= Written task =
Could you write out every entry exactly as it stands?

(Stored data)
↓↓↓
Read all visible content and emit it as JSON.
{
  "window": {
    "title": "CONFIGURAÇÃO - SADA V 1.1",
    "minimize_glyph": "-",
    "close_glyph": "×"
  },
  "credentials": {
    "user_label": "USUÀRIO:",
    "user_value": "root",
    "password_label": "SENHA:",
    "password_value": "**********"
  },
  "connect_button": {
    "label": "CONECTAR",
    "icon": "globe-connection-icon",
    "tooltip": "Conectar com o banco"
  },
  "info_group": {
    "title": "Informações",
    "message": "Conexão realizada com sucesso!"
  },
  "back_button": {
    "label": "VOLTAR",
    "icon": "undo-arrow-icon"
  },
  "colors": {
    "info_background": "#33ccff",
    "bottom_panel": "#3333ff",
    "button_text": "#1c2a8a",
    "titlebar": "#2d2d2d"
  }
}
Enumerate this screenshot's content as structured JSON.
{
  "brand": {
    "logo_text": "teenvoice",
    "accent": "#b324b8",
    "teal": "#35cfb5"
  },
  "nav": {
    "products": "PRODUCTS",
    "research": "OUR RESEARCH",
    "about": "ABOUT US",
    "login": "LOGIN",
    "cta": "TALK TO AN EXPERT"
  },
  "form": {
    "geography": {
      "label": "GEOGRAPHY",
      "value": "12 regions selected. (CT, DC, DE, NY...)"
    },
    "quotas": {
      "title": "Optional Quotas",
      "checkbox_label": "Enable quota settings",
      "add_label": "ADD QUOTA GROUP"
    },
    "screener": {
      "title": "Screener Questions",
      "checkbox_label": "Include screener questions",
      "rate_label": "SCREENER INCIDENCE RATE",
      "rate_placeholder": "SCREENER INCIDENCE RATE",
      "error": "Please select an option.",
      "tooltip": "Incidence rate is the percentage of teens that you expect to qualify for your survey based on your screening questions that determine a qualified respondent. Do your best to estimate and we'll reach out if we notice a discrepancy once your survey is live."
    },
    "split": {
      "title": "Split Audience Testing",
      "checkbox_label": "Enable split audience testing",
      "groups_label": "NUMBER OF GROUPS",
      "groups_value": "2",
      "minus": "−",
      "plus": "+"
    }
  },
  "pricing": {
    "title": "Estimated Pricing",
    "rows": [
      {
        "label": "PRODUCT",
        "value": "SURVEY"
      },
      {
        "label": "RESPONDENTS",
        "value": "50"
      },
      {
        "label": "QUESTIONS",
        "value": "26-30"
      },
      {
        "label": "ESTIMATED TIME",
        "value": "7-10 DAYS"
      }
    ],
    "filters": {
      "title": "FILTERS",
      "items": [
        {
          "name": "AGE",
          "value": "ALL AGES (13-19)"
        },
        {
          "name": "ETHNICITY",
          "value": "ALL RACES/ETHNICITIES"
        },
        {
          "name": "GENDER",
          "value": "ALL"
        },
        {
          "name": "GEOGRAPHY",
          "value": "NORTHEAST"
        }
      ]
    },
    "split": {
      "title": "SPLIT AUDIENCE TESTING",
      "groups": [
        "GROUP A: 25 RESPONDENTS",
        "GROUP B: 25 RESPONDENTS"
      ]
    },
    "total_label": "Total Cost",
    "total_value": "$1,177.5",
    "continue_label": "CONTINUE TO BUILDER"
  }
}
↑↑↑
= Problem solution =
Read all visible content and emit it as JSON.
{
  "window": {
    "title": "CONFIGURAÇÃO - SADA V 1.1",
    "minimize_glyph": "-",
    "close_glyph": "×"
  },
  "credentials": {
    "user_label": "USUÀRIO:",
    "user_value": "root",
    "password_label": "SENHA:",
    "password_value": "**********"
  },
  "connect_button": {
    "label": "CONECTAR",
    "icon": "globe-connection-icon",
    "tooltip": "Conectar com o banco"
  },
  "info_group": {
    "title": "Informações",
    "message": "Conexão realizada com sucesso!"
  },
  "back_button": {
    "label": "VOLTAR",
    "icon": "undo-arrow-icon"
  },
  "colors": {
    "info_background": "#33ccff",
    "bottom_panel": "#3333ff",
    "button_text": "#1c2a8a",
    "titlebar": "#2d2d2d"
  }
}
Enumerate this screenshot's content as structured JSON.
{
  "brand": {
    "logo_text": "teenvoice",
    "accent": "#b324b8",
    "teal": "#35cfb5"
  },
  "nav": {
    "products": "PRODUCTS",
    "research": "OUR RESEARCH",
    "about": "ABOUT US",
    "login": "LOGIN",
    "cta": "TALK TO AN EXPERT"
  },
  "form": {
    "geography": {
      "label": "GEOGRAPHY",
      "value": "12 regions selected. (CT, DC, DE, NY...)"
    },
    "quotas": {
      "title": "Optional Quotas",
      "checkbox_label": "Enable quota settings",
      "add_label": "ADD QUOTA GROUP"
    },
    "screener": {
      "title": "Screener Questions",
      "checkbox_label": "Include screener questions",
      "rate_label": "SCREENER INCIDENCE RATE",
      "rate_placeholder": "SCREENER INCIDENCE RATE",
      "error": "Please select an option.",
      "tooltip": "Incidence rate is the percentage of teens that you expect to qualify for your survey based on your screening questions that determine a qualified respondent. Do your best to estimate and we'll reach out if we notice a discrepancy once your survey is live."
    },
    "split": {
      "title": "Split Audience Testing",
      "checkbox_label": "Enable split audience testing",
      "groups_label": "NUMBER OF GROUPS",
      "groups_value": "2",
      "minus": "−",
      "plus": "+"
    }
  },
  "pricing": {
    "title": "Estimated Pricing",
    "rows": [
      {
        "label": "PRODUCT",
        "value": "SURVEY"
      },
      {
        "label": "RESPONDENTS",
        "value": "50"
      },
      {
        "label": "QUESTIONS",
        "value": "26-30"
      },
      {
        "label": "ESTIMATED TIME",
        "value": "7-10 DAYS"
      }
    ],
    "filters": {
      "title": "FILTERS",
      "items": [
        {
          "name": "AGE",
          "value": "ALL AGES (13-19)"
        },
        {
          "name": "ETHNICITY",
          "value": "ALL RACES/ETHNICITIES"
        },
        {
          "name": "GENDER",
          "value": "ALL"
        },
        {
          "name": "GEOGRAPHY",
          "value": "NORTHEAST"
        }
      ]
    },
    "split": {
      "title": "SPLIT AUDIENCE TESTING",
      "groups": [
        "GROUP A: 25 RESPONDENTS",
        "GROUP B: 25 RESPONDENTS"
      ]
    },
    "total_label": "Total Cost",
    "total_value": "$1,177.5",
    "continue_label": "CONTINUE TO BUILDER"
  }
}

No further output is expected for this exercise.